**Request:** The listing below should be copied in full, word for word.

**Material supplied:**
════════
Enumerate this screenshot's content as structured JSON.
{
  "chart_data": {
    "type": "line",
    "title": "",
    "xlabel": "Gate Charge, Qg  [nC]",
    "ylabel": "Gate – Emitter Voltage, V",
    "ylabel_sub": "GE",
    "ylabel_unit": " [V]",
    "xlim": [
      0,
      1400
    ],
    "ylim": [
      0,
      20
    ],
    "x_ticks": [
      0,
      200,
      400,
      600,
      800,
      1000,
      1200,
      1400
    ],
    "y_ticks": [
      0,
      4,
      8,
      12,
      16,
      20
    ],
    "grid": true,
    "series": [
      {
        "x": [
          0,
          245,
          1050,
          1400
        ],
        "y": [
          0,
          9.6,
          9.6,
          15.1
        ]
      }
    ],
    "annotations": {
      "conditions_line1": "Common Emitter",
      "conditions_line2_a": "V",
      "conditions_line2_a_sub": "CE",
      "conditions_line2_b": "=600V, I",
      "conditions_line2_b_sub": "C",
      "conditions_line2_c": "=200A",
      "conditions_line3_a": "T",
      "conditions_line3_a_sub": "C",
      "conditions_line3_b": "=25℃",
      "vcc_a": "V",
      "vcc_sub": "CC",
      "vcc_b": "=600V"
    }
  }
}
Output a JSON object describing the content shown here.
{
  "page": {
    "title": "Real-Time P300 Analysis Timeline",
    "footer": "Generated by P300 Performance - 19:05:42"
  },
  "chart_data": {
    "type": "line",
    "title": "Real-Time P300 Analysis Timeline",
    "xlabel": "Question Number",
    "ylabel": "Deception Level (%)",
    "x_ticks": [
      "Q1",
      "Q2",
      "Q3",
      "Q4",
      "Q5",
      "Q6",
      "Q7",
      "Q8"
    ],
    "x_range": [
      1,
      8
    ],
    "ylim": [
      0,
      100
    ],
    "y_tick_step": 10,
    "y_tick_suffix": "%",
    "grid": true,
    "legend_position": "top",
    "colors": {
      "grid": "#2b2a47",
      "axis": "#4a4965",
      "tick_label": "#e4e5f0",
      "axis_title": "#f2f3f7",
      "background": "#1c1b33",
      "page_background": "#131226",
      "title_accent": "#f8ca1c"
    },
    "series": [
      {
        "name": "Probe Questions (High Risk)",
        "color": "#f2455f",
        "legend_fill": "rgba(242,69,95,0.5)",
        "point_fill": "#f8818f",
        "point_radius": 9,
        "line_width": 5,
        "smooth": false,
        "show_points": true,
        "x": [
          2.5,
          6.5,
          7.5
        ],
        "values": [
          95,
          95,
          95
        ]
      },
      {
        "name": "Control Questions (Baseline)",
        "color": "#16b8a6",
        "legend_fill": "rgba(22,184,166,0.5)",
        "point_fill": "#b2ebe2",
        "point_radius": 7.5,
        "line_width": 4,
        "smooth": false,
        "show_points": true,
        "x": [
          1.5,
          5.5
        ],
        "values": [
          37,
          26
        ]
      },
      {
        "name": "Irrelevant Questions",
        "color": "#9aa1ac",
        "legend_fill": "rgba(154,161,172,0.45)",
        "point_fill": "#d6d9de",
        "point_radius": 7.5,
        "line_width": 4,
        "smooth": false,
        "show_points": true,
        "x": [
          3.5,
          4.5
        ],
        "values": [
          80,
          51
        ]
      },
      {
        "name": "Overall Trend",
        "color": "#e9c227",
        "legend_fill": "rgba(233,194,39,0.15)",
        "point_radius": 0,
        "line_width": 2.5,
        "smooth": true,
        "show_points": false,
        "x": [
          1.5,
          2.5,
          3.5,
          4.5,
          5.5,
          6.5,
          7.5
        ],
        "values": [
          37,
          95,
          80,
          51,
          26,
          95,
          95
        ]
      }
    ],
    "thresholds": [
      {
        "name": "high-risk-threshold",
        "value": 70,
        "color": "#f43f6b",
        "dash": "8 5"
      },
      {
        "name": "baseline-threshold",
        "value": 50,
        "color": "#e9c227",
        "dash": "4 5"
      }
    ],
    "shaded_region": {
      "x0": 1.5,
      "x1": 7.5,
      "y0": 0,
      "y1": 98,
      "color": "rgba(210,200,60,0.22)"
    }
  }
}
════════
**Completed exercise:**
Enumerate this screenshot's content as structured JSON.
{
  "chart_data": {
    "type": "line",
    "title": "",
    "xlabel": "Gate Charge, Qg  [nC]",
    "ylabel": "Gate – Emitter Voltage, V",
    "ylabel_sub": "GE",
    "ylabel_unit": " [V]",
    "xlim": [
      0,
      1400
    ],
    "ylim": [
      0,
      20
    ],
    "x_ticks": [
      0,
      200,
      400,
      600,
      800,
      1000,
      1200,
      1400
    ],
    "y_ticks": [
      0,
      4,
      8,
      12,
      16,
      20
    ],
    "grid": true,
    "series": [
      {
        "x": [
          0,
          245,
          1050,
          1400
        ],
        "y": [
          0,
          9.6,
          9.6,
          15.1
        ]
      }
    ],
    "annotations": {
      "conditions_line1": "Common Emitter",
      "conditions_line2_a": "V",
      "conditions_line2_a_sub": "CE",
      "conditions_line2_b": "=600V, I",
      "conditions_line2_b_sub": "C",
      "conditions_line2_c": "=200A",
      "conditions_line3_a": "T",
      "conditions_line3_a_sub": "C",
      "conditions_line3_b": "=25℃",
      "vcc_a": "V",
      "vcc_sub": "CC",
      "vcc_b": "=600V"
    }
  }
}
Output a JSON object describing the content shown here.
{
  "page": {
    "title": "Real-Time P300 Analysis Timeline",
    "footer": "Generated by P300 Performance - 19:05:42"
  },
  "chart_data": {
    "type": "line",
    "title": "Real-Time P300 Analysis Timeline",
    "xlabel": "Question Number",
    "ylabel": "Deception Level (%)",
    "x_ticks": [
      "Q1",
      "Q2",
      "Q3",
      "Q4",
      "Q5",
      "Q6",
      "Q7",
      "Q8"
    ],
    "x_range": [
      1,
      8
    ],
    "ylim": [
      0,
      100
    ],
    "y_tick_step": 10,
    "y_tick_suffix": "%",
    "grid": true,
    "legend_position": "top",
    "colors": {
      "grid": "#2b2a47",
      "axis": "#4a4965",
      "tick_label": "#e4e5f0",
      "axis_title": "#f2f3f7",
      "background": "#1c1b33",
      "page_background": "#131226",
      "title_accent": "#f8ca1c"
    },
    "series": [
      {
        "name": "Probe Questions (High Risk)",
        "color": "#f2455f",
        "legend_fill": "rgba(242,69,95,0.5)",
        "point_fill": "#f8818f",
        "point_radius": 9,
        "line_width": 5,
        "smooth": false,
        "show_points": true,
        "x": [
          2.5,
          6.5,
          7.5
        ],
        "values": [
          95,
          95,
          95
        ]
      },
      {
        "name": "Control Questions (Baseline)",
        "color": "#16b8a6",
        "legend_fill": "rgba(22,184,166,0.5)",
        "point_fill": "#b2ebe2",
        "point_radius": 7.5,
        "line_width": 4,
        "smooth": false,
        "show_points": true,
        "x": [
          1.5,
          5.5
        ],
        "values": [
          37,
          26
        ]
      },
      {
        "name": "Irrelevant Questions",
        "color": "#9aa1ac",
        "legend_fill": "rgba(154,161,172,0.45)",
        "point_fill": "#d6d9de",
        "point_radius": 7.5,
        "line_width": 4,
        "smooth": false,
        "show_points": true,
        "x": [
          3.5,
          4.5
        ],
        "values": [
          80,
          51
        ]
      },
      {
        "name": "Overall Trend",
        "color": "#e9c227",
        "legend_fill": "rgba(233,194,39,0.15)",
        "point_radius": 0,
        "line_width": 2.5,
        "smooth": true,
        "show_points": false,
        "x": [
          1.5,
          2.5,
          3.5,
          4.5,
          5.5,
          6.5,
          7.5
        ],
        "values": [
          37,
          95,
          80,
          51,
          26,
          95,
          95
        ]
      }
    ],
    "thresholds": [
      {
        "name": "high-risk-threshold",
        "value": 70,
        "color": "#f43f6b",
        "dash": "8 5"
      },
      {
        "name": "baseline-threshold",
        "value": 50,
        "color": "#e9c227",
        "dash": "4 5"
      }
    ],
    "shaded_region": {
      "x0": 1.5,
      "x1": 7.5,
      "y0": 0,
      "y1": 98,
      "color": "rgba(210,200,60,0.22)"
    }
  }
}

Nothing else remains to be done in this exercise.